• **PROVIDED DATA**:

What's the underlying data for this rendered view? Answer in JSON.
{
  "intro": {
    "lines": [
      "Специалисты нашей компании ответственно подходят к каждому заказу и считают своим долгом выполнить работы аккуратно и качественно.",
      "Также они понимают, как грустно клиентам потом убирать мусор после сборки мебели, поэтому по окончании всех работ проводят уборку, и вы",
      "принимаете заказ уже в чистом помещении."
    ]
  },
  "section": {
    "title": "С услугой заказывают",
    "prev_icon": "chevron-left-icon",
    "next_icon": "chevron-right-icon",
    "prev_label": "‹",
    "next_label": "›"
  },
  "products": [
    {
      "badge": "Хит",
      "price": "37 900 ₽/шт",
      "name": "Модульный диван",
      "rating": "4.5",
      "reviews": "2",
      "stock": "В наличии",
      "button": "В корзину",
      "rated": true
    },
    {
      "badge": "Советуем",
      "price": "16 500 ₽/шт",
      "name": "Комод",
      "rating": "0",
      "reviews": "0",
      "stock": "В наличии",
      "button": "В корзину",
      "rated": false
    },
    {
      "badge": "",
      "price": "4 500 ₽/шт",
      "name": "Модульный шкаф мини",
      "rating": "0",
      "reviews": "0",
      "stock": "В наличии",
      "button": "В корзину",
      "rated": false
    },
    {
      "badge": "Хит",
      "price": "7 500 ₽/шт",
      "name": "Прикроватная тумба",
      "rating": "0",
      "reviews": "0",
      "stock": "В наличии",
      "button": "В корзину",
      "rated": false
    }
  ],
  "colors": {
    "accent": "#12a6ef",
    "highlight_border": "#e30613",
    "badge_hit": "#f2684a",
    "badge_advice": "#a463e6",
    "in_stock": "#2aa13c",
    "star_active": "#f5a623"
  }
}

• **EXERCISE**:
Retype the records in full. Keep every line identical to the original.

• **RESPONSE TO THIS EXERCISE**:
What's the underlying data for this rendered view? Answer in JSON.
{
  "intro": {
    "lines": [
      "Специалисты нашей компании ответственно подходят к каждому заказу и считают своим долгом выполнить работы аккуратно и качественно.",
      "Также они понимают, как грустно клиентам потом убирать мусор после сборки мебели, поэтому по окончании всех работ проводят уборку, и вы",
      "принимаете заказ уже в чистом помещении."
    ]
  },
  "section": {
    "title": "С услугой заказывают",
    "prev_icon": "chevron-left-icon",
    "next_icon": "chevron-right-icon",
    "prev_label": "‹",
    "next_label": "›"
  },
  "products": [
    {
      "badge": "Хит",
      "price": "37 900 ₽/шт",
      "name": "Модульный диван",
      "rating": "4.5",
      "reviews": "2",
      "stock": "В наличии",
      "button": "В корзину",
      "rated": true
    },
    {
      "badge": "Советуем",
      "price": "16 500 ₽/шт",
      "name": "Комод",
      "rating": "0",
      "reviews": "0",
      "stock": "В наличии",
      "button": "В корзину",
      "rated": false
    },
    {
      "badge": "",
      "price": "4 500 ₽/шт",
      "name": "Модульный шкаф мини",
      "rating": "0",
      "reviews": "0",
      "stock": "В наличии",
      "button": "В корзину",
      "rated": false
    },
    {
      "badge": "Хит",
      "price": "7 500 ₽/шт",
      "name": "Прикроватная тумба",
      "rating": "0",
      "reviews": "0",
      "stock": "В наличии",
      "button": "В корзину",
      "rated": false
    }
  ],
  "colors": {
    "accent": "#12a6ef",
    "highlight_border": "#e30613",
    "badge_hit": "#f2684a",
    "badge_advice": "#a463e6",
    "in_stock": "#2aa13c",
    "star_active": "#f5a623"
  }
}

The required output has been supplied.